Work to do> Go through the material and pull out every line with the string "Magnitude" in it.

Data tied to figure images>
-=-=-=-=-

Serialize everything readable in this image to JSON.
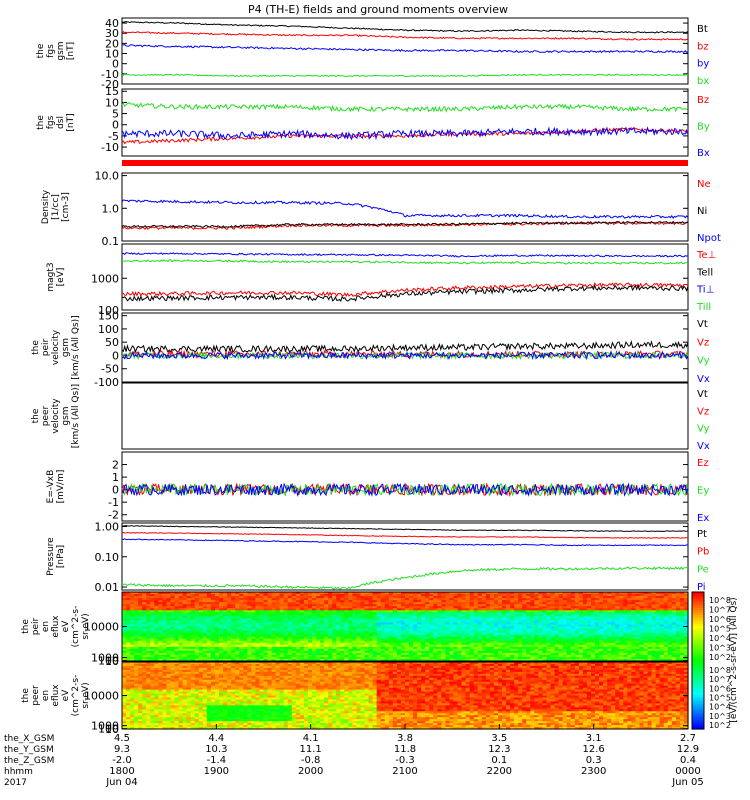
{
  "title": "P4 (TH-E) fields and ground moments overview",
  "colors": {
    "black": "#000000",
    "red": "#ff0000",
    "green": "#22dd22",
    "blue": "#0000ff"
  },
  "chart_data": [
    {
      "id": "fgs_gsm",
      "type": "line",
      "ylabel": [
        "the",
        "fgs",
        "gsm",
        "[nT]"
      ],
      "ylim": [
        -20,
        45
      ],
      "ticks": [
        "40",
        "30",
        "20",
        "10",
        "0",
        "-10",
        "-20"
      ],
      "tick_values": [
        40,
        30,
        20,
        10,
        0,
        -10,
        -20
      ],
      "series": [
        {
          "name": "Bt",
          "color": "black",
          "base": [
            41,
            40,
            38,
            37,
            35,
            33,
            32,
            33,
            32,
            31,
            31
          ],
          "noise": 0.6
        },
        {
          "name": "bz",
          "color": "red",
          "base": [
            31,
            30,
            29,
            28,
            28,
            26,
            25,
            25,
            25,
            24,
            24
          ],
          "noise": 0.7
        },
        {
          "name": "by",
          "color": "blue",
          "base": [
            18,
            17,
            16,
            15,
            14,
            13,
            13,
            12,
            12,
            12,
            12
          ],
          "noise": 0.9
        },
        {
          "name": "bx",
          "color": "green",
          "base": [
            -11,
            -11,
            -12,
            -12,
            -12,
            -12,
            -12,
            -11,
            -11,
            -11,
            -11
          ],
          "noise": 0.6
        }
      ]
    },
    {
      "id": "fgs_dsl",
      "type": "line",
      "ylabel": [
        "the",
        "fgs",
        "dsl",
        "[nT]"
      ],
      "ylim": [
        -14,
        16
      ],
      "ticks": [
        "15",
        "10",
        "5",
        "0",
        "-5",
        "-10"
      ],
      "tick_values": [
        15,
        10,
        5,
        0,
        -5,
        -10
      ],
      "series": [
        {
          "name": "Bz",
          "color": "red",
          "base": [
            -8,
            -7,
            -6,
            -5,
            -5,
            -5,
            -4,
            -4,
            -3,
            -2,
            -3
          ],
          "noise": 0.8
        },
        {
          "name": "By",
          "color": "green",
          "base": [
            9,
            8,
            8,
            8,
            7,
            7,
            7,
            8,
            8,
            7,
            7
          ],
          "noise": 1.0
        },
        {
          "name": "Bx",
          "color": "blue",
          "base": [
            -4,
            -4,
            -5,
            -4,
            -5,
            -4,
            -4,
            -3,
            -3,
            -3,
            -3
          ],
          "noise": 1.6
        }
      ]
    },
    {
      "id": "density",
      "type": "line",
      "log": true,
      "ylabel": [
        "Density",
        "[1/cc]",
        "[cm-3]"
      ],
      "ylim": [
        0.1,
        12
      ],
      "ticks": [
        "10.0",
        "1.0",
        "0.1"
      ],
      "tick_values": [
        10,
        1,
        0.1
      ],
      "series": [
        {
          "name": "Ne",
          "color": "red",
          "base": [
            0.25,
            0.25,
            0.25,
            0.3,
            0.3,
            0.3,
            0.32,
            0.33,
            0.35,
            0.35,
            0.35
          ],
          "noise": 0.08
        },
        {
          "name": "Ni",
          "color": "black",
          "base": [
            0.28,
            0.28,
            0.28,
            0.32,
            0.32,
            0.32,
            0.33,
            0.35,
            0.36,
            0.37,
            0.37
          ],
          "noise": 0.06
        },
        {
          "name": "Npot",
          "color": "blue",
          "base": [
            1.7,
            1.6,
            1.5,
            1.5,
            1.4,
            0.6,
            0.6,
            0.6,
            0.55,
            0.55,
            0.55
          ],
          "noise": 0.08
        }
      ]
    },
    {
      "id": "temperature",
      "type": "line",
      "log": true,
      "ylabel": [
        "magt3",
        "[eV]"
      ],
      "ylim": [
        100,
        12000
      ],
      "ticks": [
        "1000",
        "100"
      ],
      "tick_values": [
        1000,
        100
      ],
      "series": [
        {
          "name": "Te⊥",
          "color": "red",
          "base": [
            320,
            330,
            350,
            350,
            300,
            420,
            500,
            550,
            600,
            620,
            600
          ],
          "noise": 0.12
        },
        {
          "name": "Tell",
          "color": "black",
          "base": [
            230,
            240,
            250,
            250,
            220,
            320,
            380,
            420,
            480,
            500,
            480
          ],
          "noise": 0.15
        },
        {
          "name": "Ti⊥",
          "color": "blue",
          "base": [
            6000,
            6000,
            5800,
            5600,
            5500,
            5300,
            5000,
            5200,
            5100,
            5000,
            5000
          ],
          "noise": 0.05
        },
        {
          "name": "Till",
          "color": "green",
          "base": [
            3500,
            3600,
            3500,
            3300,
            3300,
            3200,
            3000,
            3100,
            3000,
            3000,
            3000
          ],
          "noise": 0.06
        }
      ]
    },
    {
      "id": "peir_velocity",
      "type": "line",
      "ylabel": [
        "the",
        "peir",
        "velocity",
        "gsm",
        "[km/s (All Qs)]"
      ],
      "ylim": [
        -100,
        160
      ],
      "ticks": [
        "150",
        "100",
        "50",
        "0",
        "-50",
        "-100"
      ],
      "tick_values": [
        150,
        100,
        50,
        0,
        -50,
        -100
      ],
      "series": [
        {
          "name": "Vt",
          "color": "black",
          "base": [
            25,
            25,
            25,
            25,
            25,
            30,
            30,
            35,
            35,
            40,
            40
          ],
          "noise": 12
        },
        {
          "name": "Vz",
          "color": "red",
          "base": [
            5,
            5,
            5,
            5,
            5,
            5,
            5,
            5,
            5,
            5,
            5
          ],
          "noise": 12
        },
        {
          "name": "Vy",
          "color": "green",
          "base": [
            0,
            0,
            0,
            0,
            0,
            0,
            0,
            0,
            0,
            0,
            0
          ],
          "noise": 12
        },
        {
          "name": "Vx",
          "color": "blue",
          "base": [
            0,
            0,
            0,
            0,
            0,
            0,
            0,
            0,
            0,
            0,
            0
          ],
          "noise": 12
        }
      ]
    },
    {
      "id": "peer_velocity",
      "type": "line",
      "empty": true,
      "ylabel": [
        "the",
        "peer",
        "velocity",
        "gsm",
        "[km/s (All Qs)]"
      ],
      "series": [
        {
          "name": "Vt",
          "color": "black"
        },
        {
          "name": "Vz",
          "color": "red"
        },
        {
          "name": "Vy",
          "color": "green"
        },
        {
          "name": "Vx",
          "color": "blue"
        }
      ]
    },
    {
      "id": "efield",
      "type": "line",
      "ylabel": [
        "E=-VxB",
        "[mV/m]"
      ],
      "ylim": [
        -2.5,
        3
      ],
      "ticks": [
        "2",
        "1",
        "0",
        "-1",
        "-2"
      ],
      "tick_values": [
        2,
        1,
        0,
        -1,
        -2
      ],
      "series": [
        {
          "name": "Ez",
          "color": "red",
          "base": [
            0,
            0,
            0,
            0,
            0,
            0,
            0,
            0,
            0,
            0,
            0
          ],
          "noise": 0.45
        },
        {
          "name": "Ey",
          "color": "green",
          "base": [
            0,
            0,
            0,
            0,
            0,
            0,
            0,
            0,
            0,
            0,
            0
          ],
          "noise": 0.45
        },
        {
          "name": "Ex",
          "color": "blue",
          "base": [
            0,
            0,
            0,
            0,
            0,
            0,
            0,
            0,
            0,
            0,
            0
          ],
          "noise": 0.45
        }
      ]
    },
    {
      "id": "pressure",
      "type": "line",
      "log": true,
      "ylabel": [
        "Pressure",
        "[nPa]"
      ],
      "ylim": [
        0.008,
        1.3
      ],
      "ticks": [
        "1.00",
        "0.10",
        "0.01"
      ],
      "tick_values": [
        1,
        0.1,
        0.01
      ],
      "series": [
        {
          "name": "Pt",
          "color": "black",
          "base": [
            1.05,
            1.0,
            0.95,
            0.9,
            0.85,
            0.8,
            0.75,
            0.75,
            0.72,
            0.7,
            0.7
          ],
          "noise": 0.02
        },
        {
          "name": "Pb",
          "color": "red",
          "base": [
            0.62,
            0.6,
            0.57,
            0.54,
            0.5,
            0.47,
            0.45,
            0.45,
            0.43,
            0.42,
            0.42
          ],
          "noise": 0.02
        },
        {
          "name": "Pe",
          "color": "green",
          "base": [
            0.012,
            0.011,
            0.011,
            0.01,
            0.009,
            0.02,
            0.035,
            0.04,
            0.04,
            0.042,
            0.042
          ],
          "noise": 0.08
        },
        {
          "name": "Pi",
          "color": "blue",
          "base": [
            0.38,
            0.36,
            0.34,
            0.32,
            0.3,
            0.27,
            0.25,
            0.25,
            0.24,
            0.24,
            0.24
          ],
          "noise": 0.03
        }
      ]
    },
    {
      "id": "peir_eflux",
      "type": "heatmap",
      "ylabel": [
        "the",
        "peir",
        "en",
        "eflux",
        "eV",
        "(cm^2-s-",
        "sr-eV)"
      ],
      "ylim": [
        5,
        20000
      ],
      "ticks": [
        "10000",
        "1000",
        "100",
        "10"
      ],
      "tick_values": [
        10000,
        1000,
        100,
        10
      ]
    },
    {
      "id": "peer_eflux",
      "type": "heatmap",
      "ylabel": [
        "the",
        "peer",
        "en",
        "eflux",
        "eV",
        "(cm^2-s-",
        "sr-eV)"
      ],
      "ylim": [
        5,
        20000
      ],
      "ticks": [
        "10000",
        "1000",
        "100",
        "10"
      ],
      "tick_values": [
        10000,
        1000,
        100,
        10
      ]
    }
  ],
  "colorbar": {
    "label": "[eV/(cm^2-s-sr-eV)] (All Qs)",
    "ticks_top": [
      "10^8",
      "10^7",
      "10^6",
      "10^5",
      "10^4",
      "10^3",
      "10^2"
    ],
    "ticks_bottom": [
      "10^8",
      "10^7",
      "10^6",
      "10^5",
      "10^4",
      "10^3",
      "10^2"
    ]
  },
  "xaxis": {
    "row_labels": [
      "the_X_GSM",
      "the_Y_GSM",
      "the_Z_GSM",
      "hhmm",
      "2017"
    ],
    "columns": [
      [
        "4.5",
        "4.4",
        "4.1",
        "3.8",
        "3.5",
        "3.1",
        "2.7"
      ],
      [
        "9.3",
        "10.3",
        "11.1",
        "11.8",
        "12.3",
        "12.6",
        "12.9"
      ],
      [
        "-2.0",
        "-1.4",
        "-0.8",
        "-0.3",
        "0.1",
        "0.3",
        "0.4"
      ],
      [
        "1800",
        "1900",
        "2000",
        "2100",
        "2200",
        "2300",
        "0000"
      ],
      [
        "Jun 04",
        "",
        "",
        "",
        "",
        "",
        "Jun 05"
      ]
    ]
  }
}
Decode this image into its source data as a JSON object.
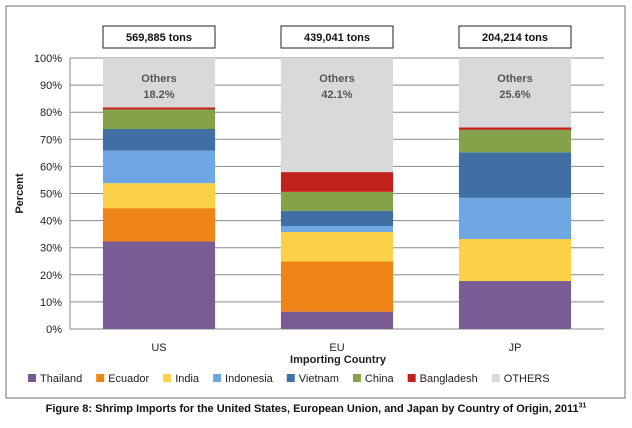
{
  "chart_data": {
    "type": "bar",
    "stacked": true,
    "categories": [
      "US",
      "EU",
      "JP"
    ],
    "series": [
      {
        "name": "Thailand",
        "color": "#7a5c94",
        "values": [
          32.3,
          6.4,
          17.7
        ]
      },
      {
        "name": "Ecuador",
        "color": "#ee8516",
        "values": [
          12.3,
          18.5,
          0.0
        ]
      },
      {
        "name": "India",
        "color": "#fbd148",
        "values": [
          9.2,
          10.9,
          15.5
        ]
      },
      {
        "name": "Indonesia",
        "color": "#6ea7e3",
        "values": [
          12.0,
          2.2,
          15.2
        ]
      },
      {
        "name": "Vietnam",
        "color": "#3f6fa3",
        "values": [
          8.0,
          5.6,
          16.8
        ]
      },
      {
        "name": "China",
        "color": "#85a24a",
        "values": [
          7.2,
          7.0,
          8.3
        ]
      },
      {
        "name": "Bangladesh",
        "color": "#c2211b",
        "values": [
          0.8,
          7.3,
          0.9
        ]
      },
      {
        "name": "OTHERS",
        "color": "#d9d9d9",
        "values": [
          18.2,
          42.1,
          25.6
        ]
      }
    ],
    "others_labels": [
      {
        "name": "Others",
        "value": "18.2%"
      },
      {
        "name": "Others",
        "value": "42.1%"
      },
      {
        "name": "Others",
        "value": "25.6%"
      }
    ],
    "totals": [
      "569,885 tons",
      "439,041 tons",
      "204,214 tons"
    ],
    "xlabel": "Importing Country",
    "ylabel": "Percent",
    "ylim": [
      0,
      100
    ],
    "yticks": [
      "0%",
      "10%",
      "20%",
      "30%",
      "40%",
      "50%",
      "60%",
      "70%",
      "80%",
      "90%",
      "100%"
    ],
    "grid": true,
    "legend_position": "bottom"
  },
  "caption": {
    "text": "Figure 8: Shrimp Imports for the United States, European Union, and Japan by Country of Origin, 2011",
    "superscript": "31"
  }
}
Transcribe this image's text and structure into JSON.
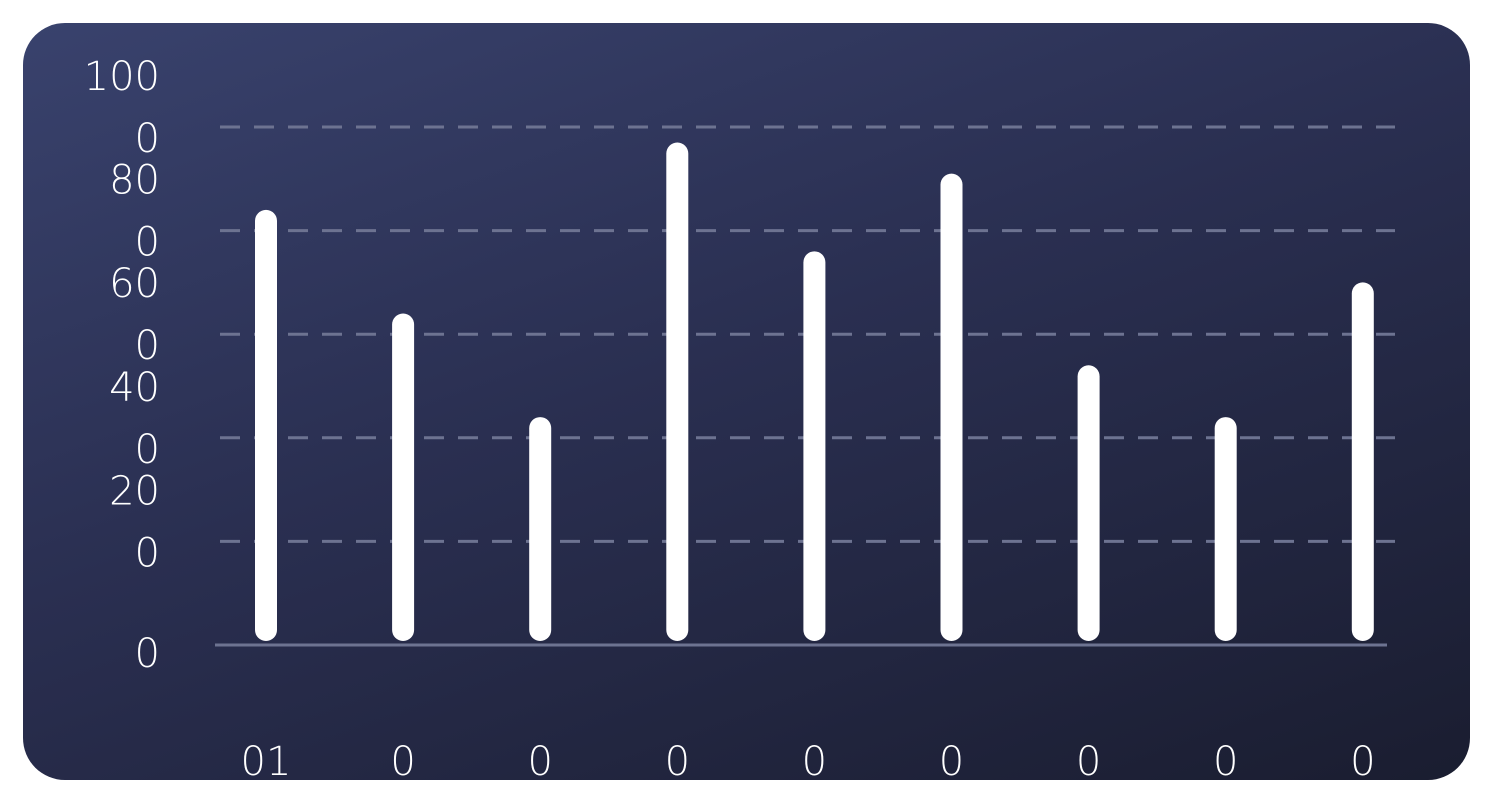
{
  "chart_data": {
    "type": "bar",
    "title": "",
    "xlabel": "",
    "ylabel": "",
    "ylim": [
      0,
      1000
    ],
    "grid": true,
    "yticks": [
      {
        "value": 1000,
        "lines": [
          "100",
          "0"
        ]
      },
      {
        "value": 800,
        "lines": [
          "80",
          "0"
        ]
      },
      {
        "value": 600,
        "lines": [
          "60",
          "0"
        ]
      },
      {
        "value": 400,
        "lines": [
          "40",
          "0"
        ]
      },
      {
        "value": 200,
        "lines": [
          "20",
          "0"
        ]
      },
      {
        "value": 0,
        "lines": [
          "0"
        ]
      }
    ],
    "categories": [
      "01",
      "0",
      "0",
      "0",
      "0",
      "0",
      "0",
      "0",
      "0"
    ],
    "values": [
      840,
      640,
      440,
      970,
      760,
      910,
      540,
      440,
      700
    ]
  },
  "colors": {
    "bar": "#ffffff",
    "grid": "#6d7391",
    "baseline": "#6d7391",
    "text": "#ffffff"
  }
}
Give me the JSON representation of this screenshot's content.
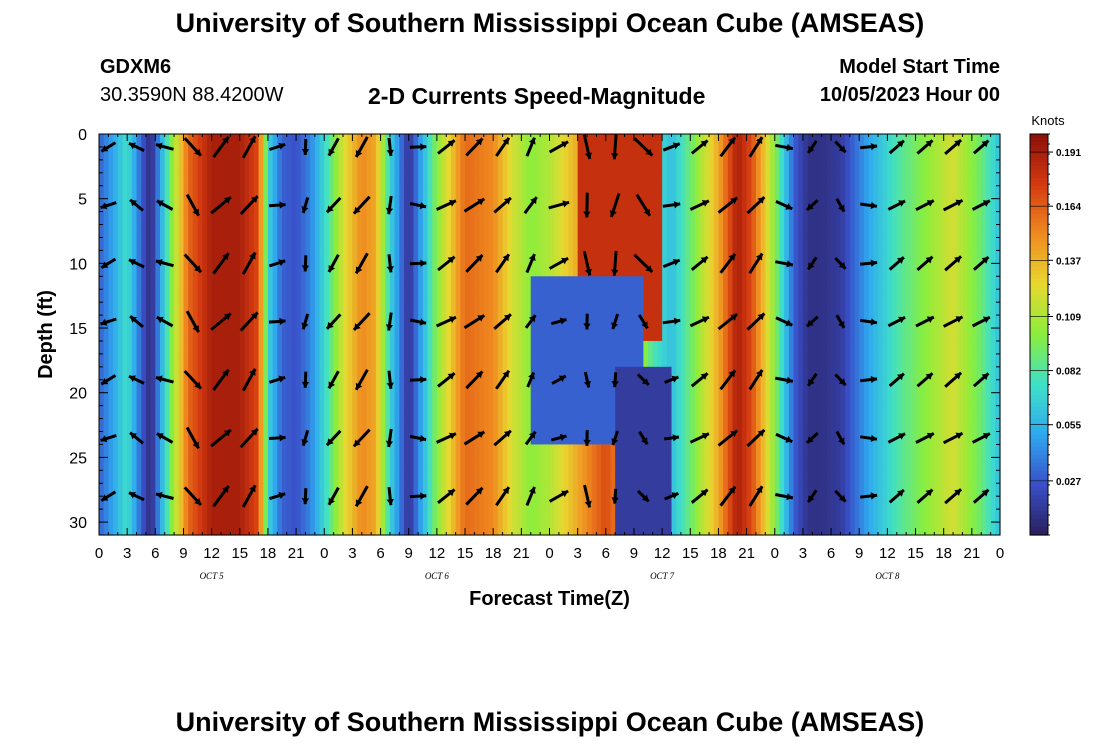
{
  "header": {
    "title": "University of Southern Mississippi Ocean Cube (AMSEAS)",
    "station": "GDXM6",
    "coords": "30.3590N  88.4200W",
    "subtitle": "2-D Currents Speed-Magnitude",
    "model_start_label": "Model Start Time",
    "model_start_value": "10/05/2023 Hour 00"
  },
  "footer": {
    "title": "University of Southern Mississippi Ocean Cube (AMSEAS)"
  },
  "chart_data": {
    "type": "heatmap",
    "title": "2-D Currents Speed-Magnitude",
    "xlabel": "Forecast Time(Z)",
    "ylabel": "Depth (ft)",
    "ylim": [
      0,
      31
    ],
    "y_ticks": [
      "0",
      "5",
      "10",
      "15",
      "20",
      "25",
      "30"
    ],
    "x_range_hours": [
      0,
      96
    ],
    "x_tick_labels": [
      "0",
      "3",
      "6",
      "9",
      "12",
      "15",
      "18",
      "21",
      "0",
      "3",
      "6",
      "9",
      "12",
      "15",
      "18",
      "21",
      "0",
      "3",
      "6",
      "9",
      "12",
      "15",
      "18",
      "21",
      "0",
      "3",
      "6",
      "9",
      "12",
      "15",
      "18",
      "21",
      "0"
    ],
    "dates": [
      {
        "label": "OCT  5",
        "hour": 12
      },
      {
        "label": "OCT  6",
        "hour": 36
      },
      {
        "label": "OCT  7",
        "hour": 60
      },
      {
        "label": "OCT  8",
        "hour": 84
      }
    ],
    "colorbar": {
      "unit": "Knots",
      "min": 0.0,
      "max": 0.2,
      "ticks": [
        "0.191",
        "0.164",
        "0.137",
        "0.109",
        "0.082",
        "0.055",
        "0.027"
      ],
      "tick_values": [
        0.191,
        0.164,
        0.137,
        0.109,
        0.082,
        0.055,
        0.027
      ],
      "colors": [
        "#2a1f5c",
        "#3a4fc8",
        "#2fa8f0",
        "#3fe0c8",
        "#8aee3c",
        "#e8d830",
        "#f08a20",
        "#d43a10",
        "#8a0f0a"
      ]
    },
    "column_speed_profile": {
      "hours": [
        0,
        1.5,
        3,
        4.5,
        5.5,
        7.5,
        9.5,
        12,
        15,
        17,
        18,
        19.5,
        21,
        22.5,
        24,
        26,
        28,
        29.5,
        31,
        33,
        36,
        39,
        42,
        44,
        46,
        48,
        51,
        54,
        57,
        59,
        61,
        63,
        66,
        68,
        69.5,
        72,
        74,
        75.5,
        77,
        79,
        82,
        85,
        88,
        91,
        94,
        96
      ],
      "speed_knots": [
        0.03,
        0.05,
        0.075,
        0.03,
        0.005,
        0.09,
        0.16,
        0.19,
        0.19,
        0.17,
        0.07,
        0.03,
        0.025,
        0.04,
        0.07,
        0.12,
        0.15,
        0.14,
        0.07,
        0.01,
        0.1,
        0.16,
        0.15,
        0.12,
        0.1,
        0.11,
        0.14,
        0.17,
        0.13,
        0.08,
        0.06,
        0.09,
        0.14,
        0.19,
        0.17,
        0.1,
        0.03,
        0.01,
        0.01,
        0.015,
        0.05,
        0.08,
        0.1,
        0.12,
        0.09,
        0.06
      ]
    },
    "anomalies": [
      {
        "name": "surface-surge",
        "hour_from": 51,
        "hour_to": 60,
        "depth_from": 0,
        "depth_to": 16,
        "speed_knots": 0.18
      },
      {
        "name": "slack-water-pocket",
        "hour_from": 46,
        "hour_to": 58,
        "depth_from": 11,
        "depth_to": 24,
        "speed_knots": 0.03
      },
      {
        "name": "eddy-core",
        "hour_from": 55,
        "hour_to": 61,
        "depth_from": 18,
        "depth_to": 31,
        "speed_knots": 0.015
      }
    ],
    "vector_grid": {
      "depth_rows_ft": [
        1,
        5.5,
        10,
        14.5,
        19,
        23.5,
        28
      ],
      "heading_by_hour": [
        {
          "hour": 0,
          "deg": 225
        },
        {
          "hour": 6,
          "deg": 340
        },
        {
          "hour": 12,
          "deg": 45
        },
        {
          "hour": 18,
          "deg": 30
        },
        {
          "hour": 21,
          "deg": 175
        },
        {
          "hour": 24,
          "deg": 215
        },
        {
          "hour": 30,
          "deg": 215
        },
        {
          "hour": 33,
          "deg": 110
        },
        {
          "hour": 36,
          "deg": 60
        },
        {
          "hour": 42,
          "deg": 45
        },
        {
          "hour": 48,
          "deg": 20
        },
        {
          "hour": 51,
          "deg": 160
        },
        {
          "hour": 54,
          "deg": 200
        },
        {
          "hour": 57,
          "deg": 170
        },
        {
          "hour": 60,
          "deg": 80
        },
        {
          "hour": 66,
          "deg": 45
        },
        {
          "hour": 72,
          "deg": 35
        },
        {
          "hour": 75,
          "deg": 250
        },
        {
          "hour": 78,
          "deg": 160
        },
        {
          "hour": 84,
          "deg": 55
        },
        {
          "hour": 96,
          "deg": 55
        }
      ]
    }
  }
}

-=-=-=-=-

Answer>
    "subtitle": "2-D Currents Speed-Magnitude",
    "title": "2-D Currents Speed-Magnitude",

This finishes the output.